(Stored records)
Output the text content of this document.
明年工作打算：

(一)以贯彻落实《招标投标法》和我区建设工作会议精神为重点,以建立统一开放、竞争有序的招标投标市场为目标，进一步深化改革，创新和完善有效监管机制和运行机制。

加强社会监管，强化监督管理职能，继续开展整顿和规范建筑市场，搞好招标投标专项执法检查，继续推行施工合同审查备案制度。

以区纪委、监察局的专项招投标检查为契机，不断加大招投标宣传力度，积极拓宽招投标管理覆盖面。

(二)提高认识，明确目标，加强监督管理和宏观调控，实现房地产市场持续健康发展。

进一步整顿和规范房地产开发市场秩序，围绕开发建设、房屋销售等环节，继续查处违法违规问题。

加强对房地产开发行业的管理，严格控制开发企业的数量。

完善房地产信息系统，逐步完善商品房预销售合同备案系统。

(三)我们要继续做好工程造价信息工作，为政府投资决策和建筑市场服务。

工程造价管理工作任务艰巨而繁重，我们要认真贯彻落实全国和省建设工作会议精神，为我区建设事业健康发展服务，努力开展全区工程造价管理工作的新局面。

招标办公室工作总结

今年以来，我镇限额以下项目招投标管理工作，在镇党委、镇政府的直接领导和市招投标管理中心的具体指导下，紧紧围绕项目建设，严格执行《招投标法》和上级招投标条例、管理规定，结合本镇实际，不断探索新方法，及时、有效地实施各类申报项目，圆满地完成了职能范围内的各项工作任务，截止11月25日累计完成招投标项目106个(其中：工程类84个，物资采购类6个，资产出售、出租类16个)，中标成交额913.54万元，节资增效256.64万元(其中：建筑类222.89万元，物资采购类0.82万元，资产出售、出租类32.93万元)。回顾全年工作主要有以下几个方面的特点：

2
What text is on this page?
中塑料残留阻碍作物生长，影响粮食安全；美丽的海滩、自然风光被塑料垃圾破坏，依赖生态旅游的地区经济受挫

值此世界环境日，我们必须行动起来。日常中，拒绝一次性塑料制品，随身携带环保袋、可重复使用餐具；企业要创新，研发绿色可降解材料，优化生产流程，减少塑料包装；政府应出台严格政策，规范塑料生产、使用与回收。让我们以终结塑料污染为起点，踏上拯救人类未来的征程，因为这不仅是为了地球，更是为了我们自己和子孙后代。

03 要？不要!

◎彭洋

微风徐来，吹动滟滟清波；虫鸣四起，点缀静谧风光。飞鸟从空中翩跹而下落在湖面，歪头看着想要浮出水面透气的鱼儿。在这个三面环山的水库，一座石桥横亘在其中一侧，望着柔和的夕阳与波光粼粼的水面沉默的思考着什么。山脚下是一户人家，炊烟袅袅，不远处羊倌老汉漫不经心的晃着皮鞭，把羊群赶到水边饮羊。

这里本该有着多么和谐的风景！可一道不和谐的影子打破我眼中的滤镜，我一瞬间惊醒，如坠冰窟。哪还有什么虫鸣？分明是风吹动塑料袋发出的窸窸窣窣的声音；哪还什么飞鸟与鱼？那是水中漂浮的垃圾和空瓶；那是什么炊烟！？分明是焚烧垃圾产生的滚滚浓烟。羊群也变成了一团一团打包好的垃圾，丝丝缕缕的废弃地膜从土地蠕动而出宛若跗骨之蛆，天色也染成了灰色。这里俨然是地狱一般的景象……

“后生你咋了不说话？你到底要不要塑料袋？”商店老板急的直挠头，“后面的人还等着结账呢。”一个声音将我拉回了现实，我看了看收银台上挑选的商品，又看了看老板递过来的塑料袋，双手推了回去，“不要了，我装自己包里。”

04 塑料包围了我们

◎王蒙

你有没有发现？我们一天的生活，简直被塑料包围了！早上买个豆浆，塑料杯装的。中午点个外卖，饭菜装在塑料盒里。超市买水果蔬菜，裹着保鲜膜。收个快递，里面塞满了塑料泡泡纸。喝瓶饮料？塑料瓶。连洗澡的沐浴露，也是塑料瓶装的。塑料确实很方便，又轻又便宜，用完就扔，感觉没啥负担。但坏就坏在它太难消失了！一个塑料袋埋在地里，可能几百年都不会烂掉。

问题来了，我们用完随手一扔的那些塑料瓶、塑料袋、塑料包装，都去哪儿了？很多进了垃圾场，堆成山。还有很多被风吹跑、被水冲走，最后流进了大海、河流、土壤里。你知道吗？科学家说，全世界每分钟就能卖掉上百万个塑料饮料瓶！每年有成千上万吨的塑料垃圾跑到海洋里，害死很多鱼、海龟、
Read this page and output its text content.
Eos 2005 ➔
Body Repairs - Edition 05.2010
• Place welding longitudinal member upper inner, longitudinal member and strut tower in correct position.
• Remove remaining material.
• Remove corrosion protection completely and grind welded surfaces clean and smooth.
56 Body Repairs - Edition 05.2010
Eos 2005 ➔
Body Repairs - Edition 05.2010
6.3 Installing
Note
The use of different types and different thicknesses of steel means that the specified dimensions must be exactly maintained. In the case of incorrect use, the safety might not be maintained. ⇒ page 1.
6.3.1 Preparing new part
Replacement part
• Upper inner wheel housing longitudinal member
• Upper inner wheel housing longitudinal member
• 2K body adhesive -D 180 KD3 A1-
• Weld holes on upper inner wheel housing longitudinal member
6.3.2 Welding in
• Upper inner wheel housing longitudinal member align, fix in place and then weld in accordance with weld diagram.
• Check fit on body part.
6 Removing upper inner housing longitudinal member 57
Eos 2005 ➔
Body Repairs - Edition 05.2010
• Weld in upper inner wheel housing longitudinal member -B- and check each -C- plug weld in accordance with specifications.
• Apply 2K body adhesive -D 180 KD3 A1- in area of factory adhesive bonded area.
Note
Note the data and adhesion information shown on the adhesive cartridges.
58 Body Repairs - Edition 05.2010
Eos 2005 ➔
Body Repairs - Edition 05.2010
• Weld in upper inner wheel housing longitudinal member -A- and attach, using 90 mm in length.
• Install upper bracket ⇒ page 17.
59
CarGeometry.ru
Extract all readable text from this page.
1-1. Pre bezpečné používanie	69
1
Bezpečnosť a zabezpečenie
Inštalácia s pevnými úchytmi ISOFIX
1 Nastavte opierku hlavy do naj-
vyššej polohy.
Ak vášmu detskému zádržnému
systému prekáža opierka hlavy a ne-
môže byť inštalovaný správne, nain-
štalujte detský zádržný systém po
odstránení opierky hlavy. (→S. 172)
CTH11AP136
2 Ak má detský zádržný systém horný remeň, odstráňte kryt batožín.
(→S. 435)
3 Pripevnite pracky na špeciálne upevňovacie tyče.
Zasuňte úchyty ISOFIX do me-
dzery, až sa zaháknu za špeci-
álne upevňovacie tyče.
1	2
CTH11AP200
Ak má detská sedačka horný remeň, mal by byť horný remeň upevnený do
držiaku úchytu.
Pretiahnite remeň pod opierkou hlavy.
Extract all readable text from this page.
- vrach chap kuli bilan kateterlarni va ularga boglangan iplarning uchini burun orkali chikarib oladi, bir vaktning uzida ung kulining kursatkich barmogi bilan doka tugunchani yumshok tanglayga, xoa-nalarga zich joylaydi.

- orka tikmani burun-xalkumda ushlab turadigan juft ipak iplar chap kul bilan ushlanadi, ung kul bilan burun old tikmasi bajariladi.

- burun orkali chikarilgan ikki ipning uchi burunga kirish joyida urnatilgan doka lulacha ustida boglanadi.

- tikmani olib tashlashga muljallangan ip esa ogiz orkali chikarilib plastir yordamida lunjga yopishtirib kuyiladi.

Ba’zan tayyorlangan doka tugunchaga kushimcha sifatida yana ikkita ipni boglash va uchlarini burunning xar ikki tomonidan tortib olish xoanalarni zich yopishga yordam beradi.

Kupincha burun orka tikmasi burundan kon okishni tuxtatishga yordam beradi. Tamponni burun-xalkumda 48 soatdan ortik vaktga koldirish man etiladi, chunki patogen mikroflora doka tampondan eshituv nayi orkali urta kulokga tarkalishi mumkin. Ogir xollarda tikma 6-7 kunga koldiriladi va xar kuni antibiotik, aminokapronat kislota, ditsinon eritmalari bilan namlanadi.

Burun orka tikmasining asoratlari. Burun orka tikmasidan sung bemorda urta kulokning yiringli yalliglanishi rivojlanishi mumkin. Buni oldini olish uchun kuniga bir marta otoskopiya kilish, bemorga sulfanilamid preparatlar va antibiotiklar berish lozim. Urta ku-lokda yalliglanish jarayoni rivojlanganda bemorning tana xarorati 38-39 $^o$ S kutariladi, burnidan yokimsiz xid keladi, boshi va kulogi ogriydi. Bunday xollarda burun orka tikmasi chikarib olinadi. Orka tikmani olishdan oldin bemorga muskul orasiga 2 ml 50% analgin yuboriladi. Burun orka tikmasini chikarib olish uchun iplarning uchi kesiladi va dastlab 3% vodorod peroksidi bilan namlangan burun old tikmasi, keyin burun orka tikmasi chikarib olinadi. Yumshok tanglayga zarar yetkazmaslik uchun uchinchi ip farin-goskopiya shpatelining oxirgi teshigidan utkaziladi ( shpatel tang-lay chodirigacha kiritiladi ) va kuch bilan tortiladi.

## Exercise task
Copy each line that contains the word "upevňovacie".

## Output for this exercise
3 Pripevnite pracky na špeciálne upevňovacie tyče.
álne upevňovacie tyče.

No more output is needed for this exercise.